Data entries
★ ★ ★

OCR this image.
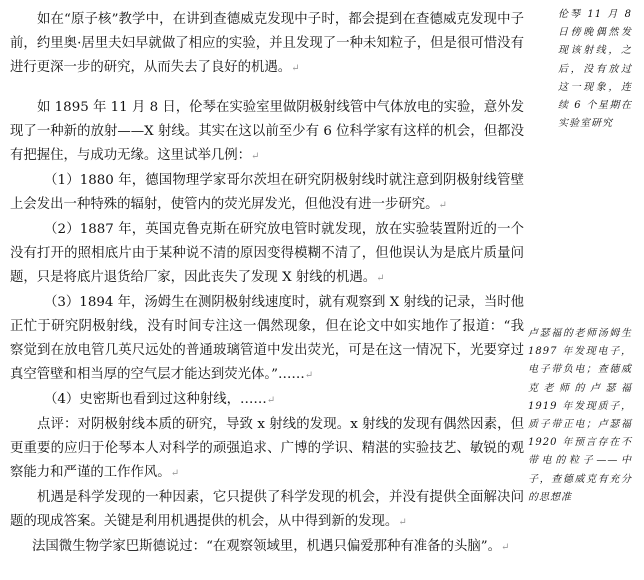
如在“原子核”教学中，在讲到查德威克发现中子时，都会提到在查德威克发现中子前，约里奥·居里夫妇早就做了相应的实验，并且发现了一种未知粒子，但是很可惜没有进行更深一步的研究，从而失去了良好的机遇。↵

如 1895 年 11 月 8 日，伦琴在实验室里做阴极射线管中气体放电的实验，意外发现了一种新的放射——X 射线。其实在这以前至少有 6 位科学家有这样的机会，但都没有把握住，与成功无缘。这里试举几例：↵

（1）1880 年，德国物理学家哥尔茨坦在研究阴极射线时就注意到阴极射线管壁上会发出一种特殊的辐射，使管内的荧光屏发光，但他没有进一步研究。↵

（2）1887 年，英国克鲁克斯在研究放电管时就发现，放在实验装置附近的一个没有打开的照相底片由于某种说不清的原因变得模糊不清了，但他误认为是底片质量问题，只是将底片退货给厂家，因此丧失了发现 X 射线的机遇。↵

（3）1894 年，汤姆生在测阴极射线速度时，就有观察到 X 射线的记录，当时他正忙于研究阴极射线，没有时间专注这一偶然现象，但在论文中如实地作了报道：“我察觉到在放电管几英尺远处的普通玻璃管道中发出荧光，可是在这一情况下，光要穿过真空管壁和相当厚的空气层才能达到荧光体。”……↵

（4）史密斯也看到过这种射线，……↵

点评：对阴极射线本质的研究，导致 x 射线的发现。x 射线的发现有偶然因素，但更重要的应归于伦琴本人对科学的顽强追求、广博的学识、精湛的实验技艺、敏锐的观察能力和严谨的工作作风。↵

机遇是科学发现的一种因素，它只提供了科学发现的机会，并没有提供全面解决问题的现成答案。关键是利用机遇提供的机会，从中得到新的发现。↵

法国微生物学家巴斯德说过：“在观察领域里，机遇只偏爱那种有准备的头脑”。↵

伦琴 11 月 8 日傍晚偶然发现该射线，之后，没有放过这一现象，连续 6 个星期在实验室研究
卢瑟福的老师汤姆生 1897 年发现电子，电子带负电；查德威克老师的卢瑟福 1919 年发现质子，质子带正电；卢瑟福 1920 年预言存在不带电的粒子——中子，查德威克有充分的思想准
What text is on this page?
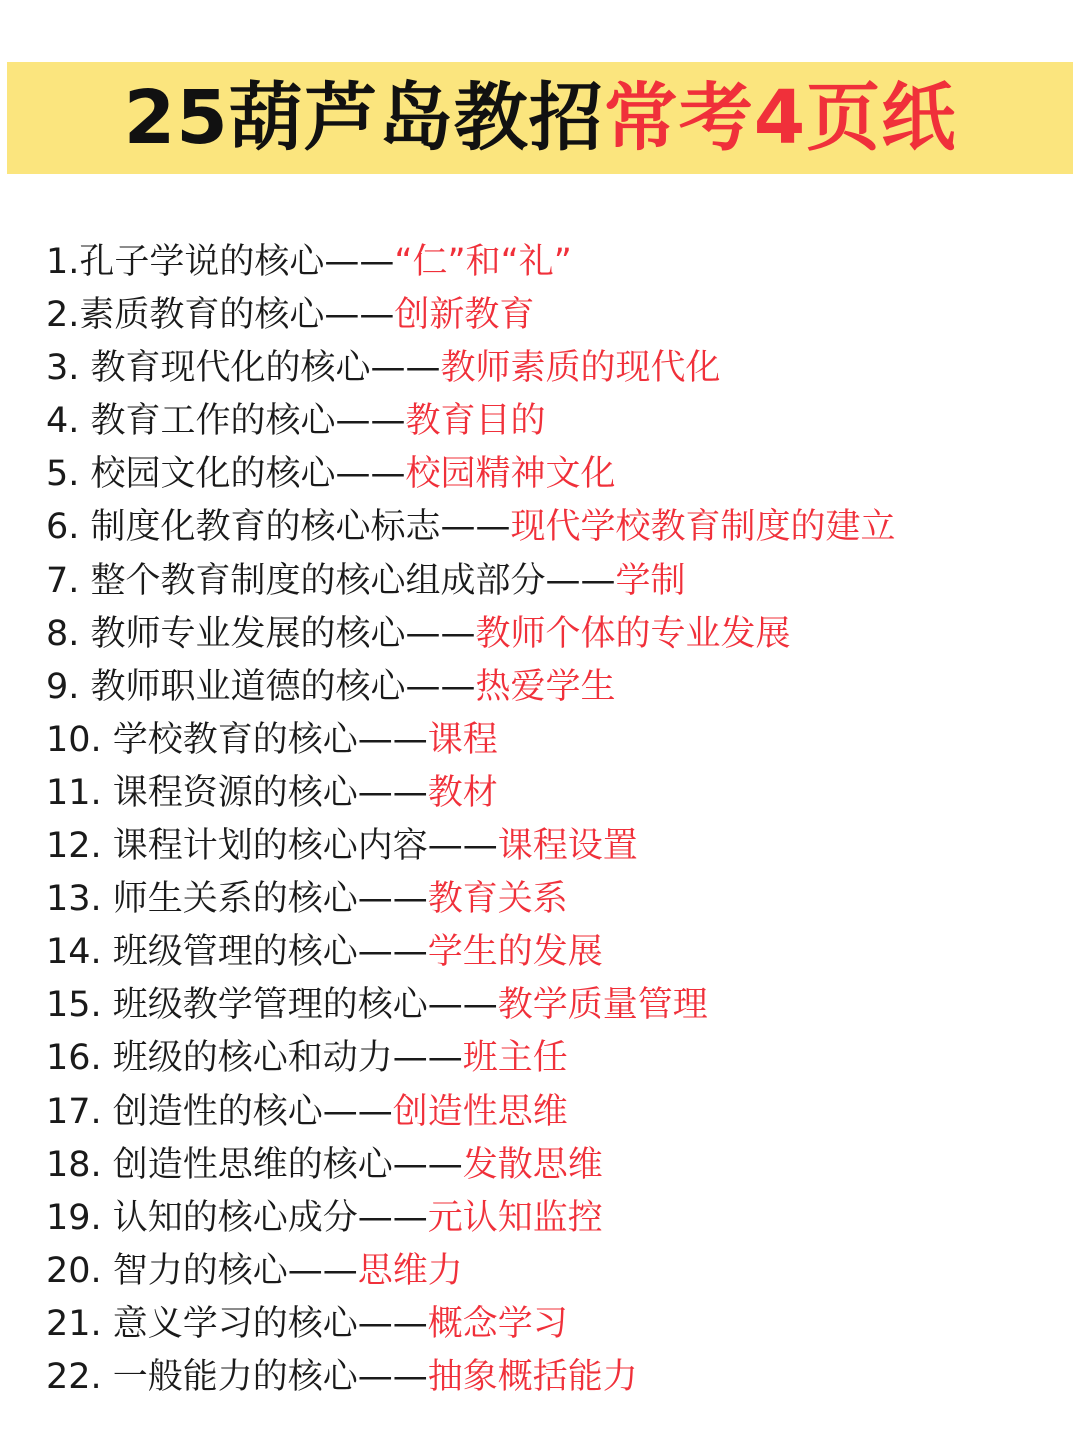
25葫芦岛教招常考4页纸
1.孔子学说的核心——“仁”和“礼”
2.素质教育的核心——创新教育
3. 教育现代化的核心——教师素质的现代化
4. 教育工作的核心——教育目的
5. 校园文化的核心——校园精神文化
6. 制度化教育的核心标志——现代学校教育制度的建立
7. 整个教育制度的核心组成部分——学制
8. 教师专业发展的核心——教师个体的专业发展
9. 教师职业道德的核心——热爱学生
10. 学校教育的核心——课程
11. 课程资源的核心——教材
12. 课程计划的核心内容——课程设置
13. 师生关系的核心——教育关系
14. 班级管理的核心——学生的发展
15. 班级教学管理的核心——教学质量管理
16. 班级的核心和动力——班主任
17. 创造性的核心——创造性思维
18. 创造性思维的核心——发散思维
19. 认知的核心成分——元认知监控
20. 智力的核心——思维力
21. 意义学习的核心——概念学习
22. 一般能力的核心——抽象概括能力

★ ★ ★

EXERCISE BRIEF:
Copy out each line exactly, without the pictures.

ANSWER TO THE TASK:
OCR this image.
如在“原子核”教学中，在讲到查德威克发现中子时，都会提到在查德威克发现中子前，约里奥·居里夫妇早就做了相应的实验，并且发现了一种未知粒子，但是很可惜没有进行更深一步的研究，从而失去了良好的机遇。↵

如 1895 年 11 月 8 日，伦琴在实验室里做阴极射线管中气体放电的实验，意外发现了一种新的放射——X 射线。其实在这以前至少有 6 位科学家有这样的机会，但都没有把握住，与成功无缘。这里试举几例：↵

（1）1880 年，德国物理学家哥尔茨坦在研究阴极射线时就注意到阴极射线管壁上会发出一种特殊的辐射，使管内的荧光屏发光，但他没有进一步研究。↵

（2）1887 年，英国克鲁克斯在研究放电管时就发现，放在实验装置附近的一个没有打开的照相底片由于某种说不清的原因变得模糊不清了，但他误认为是底片质量问题，只是将底片退货给厂家，因此丧失了发现 X 射线的机遇。↵

（3）1894 年，汤姆生在测阴极射线速度时，就有观察到 X 射线的记录，当时他正忙于研究阴极射线，没有时间专注这一偶然现象，但在论文中如实地作了报道：“我察觉到在放电管几英尺远处的普通玻璃管道中发出荧光，可是在这一情况下，光要穿过真空管壁和相当厚的空气层才能达到荧光体。”……↵

（4）史密斯也看到过这种射线，……↵

点评：对阴极射线本质的研究，导致 x 射线的发现。x 射线的发现有偶然因素，但更重要的应归于伦琴本人对科学的顽强追求、广博的学识、精湛的实验技艺、敏锐的观察能力和严谨的工作作风。↵

机遇是科学发现的一种因素，它只提供了科学发现的机会，并没有提供全面解决问题的现成答案。关键是利用机遇提供的机会，从中得到新的发现。↵

法国微生物学家巴斯德说过：“在观察领域里，机遇只偏爱那种有准备的头脑”。↵

伦琴 11 月 8 日傍晚偶然发现该射线，之后，没有放过这一现象，连续 6 个星期在实验室研究
卢瑟福的老师汤姆生 1897 年发现电子，电子带负电；查德威克老师的卢瑟福 1919 年发现质子，质子带正电；卢瑟福 1920 年预言存在不带电的粒子——中子，查德威克有充分的思想准
What text is on this page?
25葫芦岛教招常考4页纸
1.孔子学说的核心——“仁”和“礼”
2.素质教育的核心——创新教育
3. 教育现代化的核心——教师素质的现代化
4. 教育工作的核心——教育目的
5. 校园文化的核心——校园精神文化
6. 制度化教育的核心标志——现代学校教育制度的建立
7. 整个教育制度的核心组成部分——学制
8. 教师专业发展的核心——教师个体的专业发展
9. 教师职业道德的核心——热爱学生
10. 学校教育的核心——课程
11. 课程资源的核心——教材
12. 课程计划的核心内容——课程设置
13. 师生关系的核心——教育关系
14. 班级管理的核心——学生的发展
15. 班级教学管理的核心——教学质量管理
16. 班级的核心和动力——班主任
17. 创造性的核心——创造性思维
18. 创造性思维的核心——发散思维
19. 认知的核心成分——元认知监控
20. 智力的核心——思维力
21. 意义学习的核心——概念学习
22. 一般能力的核心——抽象概括能力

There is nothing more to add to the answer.